EXERCISE DIRECTIONS | Only the pictures are to be left out; set down the rest of the records exactly.

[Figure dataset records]
========

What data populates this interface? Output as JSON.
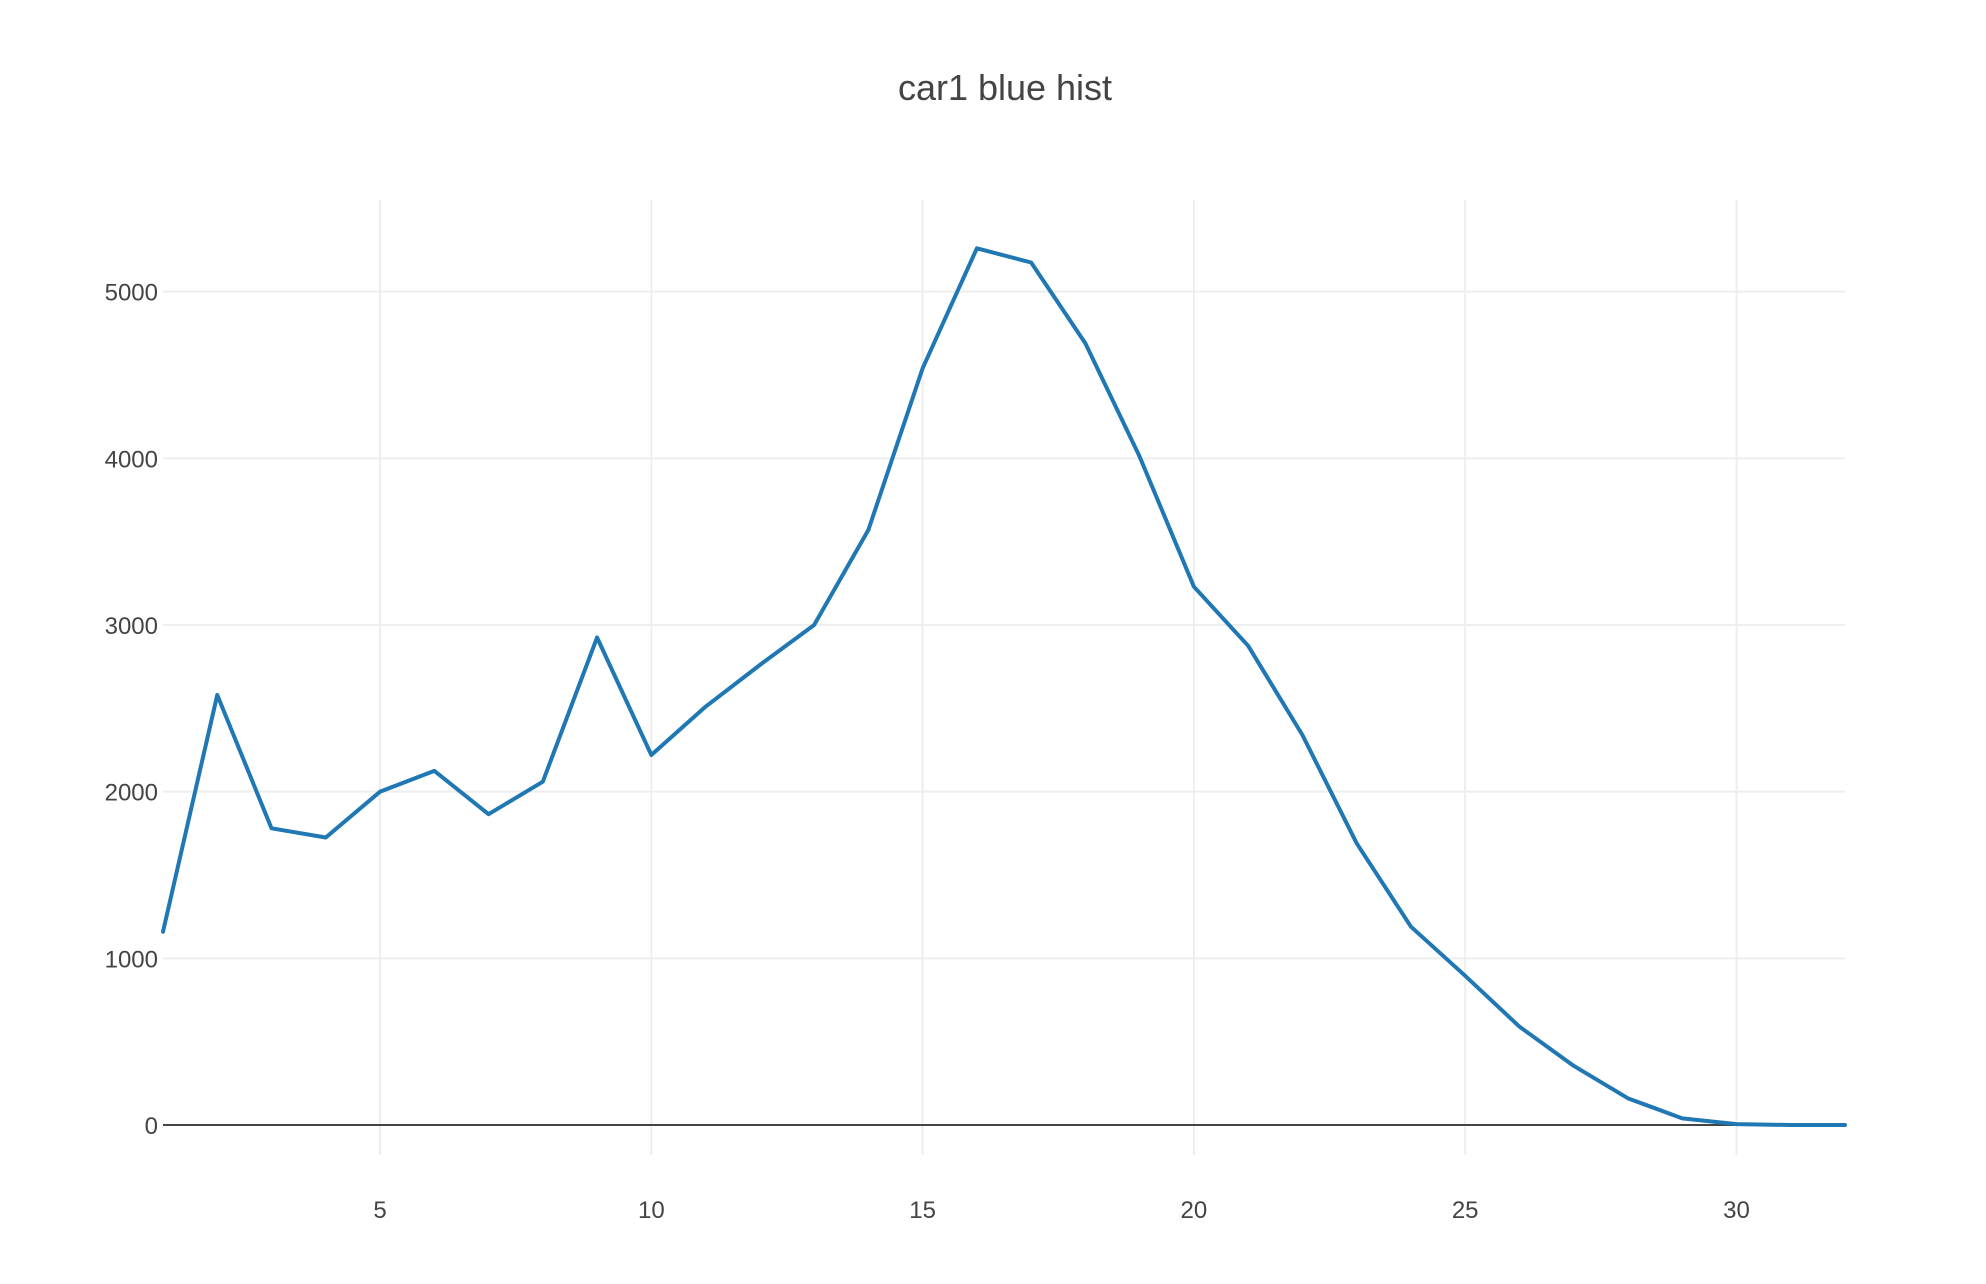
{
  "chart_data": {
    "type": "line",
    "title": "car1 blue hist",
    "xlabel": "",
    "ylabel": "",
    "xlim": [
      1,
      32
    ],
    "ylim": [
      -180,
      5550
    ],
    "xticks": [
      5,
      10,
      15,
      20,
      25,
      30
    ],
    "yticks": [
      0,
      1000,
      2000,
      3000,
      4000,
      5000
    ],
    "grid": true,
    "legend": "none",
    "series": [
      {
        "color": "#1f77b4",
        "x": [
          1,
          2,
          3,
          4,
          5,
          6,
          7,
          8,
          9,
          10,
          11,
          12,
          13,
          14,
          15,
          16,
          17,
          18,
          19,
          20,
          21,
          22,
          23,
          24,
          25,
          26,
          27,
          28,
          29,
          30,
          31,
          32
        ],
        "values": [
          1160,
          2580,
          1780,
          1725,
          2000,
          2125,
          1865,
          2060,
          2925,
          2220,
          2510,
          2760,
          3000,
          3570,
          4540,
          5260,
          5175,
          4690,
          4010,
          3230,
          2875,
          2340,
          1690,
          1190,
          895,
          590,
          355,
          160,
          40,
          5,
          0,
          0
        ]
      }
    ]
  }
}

========

FINAL ANSWER |
What data populates this interface? Output as JSON.
{
  "chart_data": {
    "type": "line",
    "title": "car1 blue hist",
    "xlabel": "",
    "ylabel": "",
    "xlim": [
      1,
      32
    ],
    "ylim": [
      -180,
      5550
    ],
    "xticks": [
      5,
      10,
      15,
      20,
      25,
      30
    ],
    "yticks": [
      0,
      1000,
      2000,
      3000,
      4000,
      5000
    ],
    "grid": true,
    "legend": "none",
    "series": [
      {
        "color": "#1f77b4",
        "x": [
          1,
          2,
          3,
          4,
          5,
          6,
          7,
          8,
          9,
          10,
          11,
          12,
          13,
          14,
          15,
          16,
          17,
          18,
          19,
          20,
          21,
          22,
          23,
          24,
          25,
          26,
          27,
          28,
          29,
          30,
          31,
          32
        ],
        "values": [
          1160,
          2580,
          1780,
          1725,
          2000,
          2125,
          1865,
          2060,
          2925,
          2220,
          2510,
          2760,
          3000,
          3570,
          4540,
          5260,
          5175,
          4690,
          4010,
          3230,
          2875,
          2340,
          1690,
          1190,
          895,
          590,
          355,
          160,
          40,
          5,
          0,
          0
        ]
      }
    ]
  }
}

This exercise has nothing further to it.